▸ **Excerto**
━━━━━━
Início Brasil Senadores divergem sobre prisão de Maduro em ação dos EUA na Venezuela

Senadores divergem sobre prisão de Maduro em ação dos EUA na Venezuela


Da redação

A prisão de Nicolás Maduro, presidente da Venezuela, e de sua esposa, Cilia Flores, no sábado (3) por ação militar dos Estados Unidos em Caracas, provocou intensa repercussão entre senadores brasileiros. A operação resultou na transferência do casal para os EUA, onde devem responder a acusações de tráfico de drogas e terrorismo. Em resposta, a vice-presidente Delcy Rodríguez foi declarada presidente interina pelo Supremo Tribunal venezuelano, enquanto o Conselho de Segurança da ONU debate o caso em sessão extraordinária nesta segunda-feira (5).

Parlamentares governistas condenaram a ação norte-americana. O líder do governo no Senado, Jaques Wagner (PT-BA), afirmou que a prisão de Maduro é um ataque à soberania venezuelana e defendeu a atuação da comunidade internacional para evitar novos episódios do tipo. “Não podemos apenas assistir da arquibancada, porque amanhã pode acontecer algo semelhante em qualquer país da América Latina”, declarou.

Humberto Costa (PT-PE) classificou a ação como ameaça à paz mundial e criticou a violação do direito internacional. Renan Calheiros (MDB-AL) chamou a invasão de ilegal e inaceitável, defendendo condenação mundial. Na mesma linha, Zenaide Maia (PSD-RN) alertou para o “precedente perigoso” aberto pela ação, destacando interesses no petróleo venezuelano.
━━━━━━
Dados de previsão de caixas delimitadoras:
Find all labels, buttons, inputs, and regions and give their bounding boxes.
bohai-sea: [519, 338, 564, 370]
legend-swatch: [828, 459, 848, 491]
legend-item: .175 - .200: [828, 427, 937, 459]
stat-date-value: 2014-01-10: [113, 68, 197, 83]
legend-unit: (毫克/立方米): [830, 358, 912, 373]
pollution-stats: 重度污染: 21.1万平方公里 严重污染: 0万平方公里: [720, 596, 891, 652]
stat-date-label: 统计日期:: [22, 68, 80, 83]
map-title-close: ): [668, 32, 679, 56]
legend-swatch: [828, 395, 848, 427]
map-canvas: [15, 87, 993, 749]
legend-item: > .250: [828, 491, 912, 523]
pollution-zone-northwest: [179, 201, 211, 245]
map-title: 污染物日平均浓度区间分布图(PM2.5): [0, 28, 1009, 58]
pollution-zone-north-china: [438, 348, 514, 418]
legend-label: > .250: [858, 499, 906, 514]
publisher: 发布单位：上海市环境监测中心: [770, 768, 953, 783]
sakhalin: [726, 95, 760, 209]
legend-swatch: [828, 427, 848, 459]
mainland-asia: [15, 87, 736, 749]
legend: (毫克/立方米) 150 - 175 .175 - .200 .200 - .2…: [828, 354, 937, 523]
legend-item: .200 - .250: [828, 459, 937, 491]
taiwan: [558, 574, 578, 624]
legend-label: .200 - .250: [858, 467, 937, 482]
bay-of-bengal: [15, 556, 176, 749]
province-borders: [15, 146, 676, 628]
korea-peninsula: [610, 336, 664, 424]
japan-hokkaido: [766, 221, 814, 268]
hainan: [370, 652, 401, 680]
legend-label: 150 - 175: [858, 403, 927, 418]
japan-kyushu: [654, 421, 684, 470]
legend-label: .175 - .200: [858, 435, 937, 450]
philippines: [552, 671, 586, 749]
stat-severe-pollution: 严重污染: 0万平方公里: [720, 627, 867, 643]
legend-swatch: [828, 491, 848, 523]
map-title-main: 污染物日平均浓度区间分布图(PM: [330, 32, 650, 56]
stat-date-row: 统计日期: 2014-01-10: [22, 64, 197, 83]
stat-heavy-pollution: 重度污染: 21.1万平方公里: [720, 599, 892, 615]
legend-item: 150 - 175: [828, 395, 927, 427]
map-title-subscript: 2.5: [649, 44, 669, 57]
━━━━━━
▸ **Questão proposta**
De acordo com a notícia sobre a prisão de Maduro, quem foi declarada presidente interina da Venezuela, e por qual órgão?

▸ **Resposta**
A vice-presidente Delcy Rodríguez, declarada presidente interina pelo Supremo Tribunal venezuelano.